--- start ---

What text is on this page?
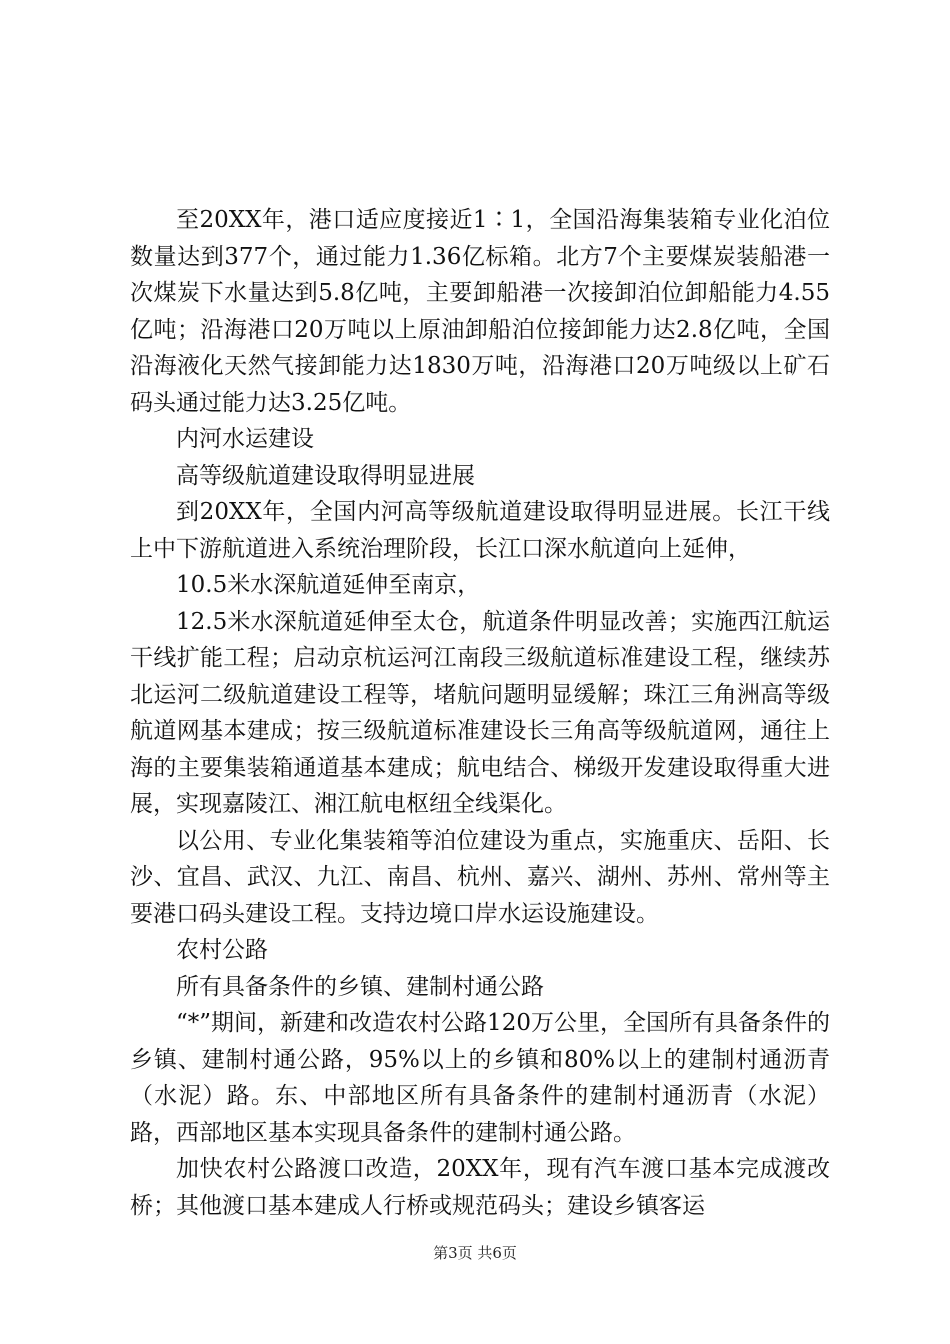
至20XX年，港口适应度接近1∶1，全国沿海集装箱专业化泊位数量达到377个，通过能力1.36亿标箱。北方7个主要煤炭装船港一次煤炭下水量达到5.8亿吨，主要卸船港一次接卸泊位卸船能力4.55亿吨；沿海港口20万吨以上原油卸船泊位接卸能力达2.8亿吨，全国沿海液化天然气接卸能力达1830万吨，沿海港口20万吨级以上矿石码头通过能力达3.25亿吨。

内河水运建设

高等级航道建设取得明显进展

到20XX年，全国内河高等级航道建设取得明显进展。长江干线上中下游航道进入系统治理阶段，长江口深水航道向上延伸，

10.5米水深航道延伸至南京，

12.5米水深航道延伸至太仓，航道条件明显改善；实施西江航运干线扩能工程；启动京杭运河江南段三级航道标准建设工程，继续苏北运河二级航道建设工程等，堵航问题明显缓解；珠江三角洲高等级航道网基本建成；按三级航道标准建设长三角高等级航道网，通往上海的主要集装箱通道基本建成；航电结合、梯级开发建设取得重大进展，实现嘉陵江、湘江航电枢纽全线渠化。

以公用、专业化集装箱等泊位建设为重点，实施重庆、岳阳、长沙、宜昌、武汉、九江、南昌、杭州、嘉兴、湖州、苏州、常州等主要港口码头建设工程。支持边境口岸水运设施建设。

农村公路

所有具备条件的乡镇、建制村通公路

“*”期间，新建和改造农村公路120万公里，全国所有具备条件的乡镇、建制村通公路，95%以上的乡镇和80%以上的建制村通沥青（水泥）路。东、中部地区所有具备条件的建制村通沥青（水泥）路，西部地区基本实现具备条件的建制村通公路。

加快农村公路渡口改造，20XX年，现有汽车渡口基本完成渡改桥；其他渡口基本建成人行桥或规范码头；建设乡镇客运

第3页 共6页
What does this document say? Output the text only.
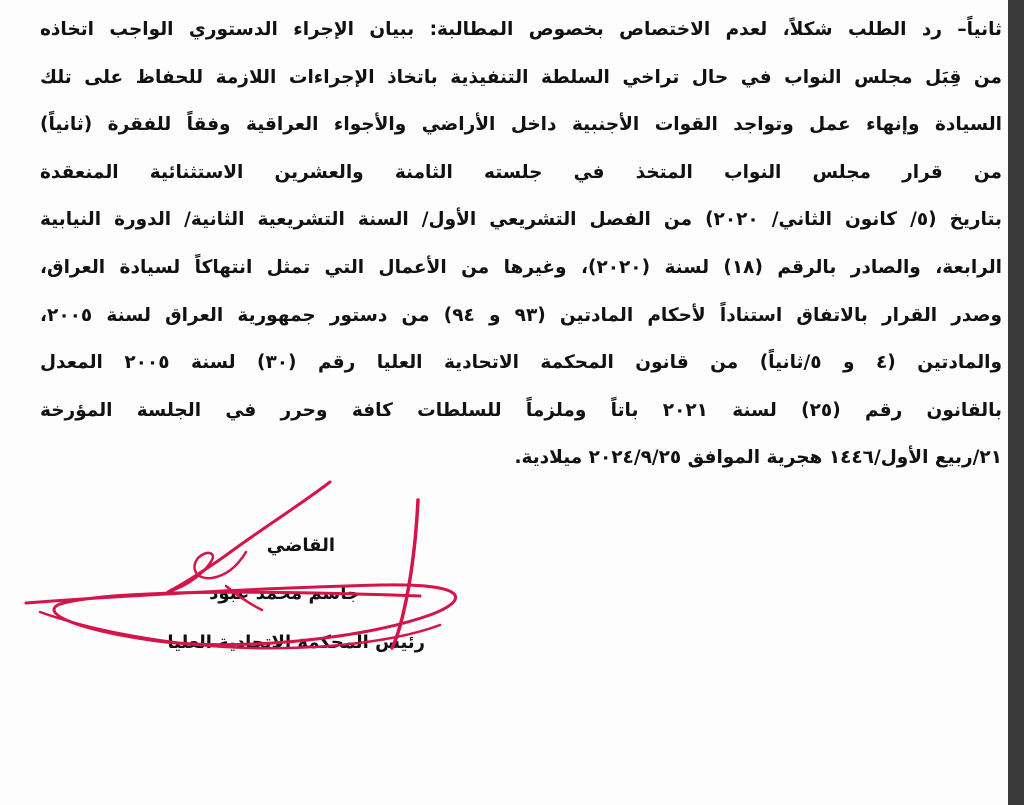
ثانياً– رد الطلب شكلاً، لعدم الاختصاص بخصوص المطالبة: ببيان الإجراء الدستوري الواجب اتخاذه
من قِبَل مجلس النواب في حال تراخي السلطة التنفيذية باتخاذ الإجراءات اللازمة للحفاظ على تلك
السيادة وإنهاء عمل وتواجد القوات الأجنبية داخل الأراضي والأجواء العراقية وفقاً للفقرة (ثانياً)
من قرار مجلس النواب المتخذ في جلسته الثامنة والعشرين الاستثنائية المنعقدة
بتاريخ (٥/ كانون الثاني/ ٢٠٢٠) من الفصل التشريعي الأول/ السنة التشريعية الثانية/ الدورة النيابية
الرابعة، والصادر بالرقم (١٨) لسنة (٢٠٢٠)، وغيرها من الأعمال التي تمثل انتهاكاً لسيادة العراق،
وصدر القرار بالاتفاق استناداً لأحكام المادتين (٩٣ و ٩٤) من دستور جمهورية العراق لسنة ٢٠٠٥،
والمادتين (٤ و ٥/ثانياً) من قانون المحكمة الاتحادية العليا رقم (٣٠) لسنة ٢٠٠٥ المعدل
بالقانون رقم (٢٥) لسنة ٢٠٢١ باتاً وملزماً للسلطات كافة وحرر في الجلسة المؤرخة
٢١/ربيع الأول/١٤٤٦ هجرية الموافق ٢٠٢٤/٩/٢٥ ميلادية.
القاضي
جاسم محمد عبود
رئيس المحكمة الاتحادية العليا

--- end ---

## Do this:
Repeat the material above in full and exactly, omitting the pictures.

## Result of the exercise:
What text is on this page?
至20XX年，港口适应度接近1∶1，全国沿海集装箱专业化泊位数量达到377个，通过能力1.36亿标箱。北方7个主要煤炭装船港一次煤炭下水量达到5.8亿吨，主要卸船港一次接卸泊位卸船能力4.55亿吨；沿海港口20万吨以上原油卸船泊位接卸能力达2.8亿吨，全国沿海液化天然气接卸能力达1830万吨，沿海港口20万吨级以上矿石码头通过能力达3.25亿吨。

内河水运建设

高等级航道建设取得明显进展

到20XX年，全国内河高等级航道建设取得明显进展。长江干线上中下游航道进入系统治理阶段，长江口深水航道向上延伸，

10.5米水深航道延伸至南京，

12.5米水深航道延伸至太仓，航道条件明显改善；实施西江航运干线扩能工程；启动京杭运河江南段三级航道标准建设工程，继续苏北运河二级航道建设工程等，堵航问题明显缓解；珠江三角洲高等级航道网基本建成；按三级航道标准建设长三角高等级航道网，通往上海的主要集装箱通道基本建成；航电结合、梯级开发建设取得重大进展，实现嘉陵江、湘江航电枢纽全线渠化。

以公用、专业化集装箱等泊位建设为重点，实施重庆、岳阳、长沙、宜昌、武汉、九江、南昌、杭州、嘉兴、湖州、苏州、常州等主要港口码头建设工程。支持边境口岸水运设施建设。

农村公路

所有具备条件的乡镇、建制村通公路

“*”期间，新建和改造农村公路120万公里，全国所有具备条件的乡镇、建制村通公路，95%以上的乡镇和80%以上的建制村通沥青（水泥）路。东、中部地区所有具备条件的建制村通沥青（水泥）路，西部地区基本实现具备条件的建制村通公路。

加快农村公路渡口改造，20XX年，现有汽车渡口基本完成渡改桥；其他渡口基本建成人行桥或规范码头；建设乡镇客运

第3页 共6页
What does this document say? Output the text only.
ثانياً– رد الطلب شكلاً، لعدم الاختصاص بخصوص المطالبة: ببيان الإجراء الدستوري الواجب اتخاذه
من قِبَل مجلس النواب في حال تراخي السلطة التنفيذية باتخاذ الإجراءات اللازمة للحفاظ على تلك
السيادة وإنهاء عمل وتواجد القوات الأجنبية داخل الأراضي والأجواء العراقية وفقاً للفقرة (ثانياً)
من قرار مجلس النواب المتخذ في جلسته الثامنة والعشرين الاستثنائية المنعقدة
بتاريخ (٥/ كانون الثاني/ ٢٠٢٠) من الفصل التشريعي الأول/ السنة التشريعية الثانية/ الدورة النيابية
الرابعة، والصادر بالرقم (١٨) لسنة (٢٠٢٠)، وغيرها من الأعمال التي تمثل انتهاكاً لسيادة العراق،
وصدر القرار بالاتفاق استناداً لأحكام المادتين (٩٣ و ٩٤) من دستور جمهورية العراق لسنة ٢٠٠٥،
والمادتين (٤ و ٥/ثانياً) من قانون المحكمة الاتحادية العليا رقم (٣٠) لسنة ٢٠٠٥ المعدل
بالقانون رقم (٢٥) لسنة ٢٠٢١ باتاً وملزماً للسلطات كافة وحرر في الجلسة المؤرخة
٢١/ربيع الأول/١٤٤٦ هجرية الموافق ٢٠٢٤/٩/٢٥ ميلادية.
القاضي
جاسم محمد عبود
رئيس المحكمة الاتحادية العليا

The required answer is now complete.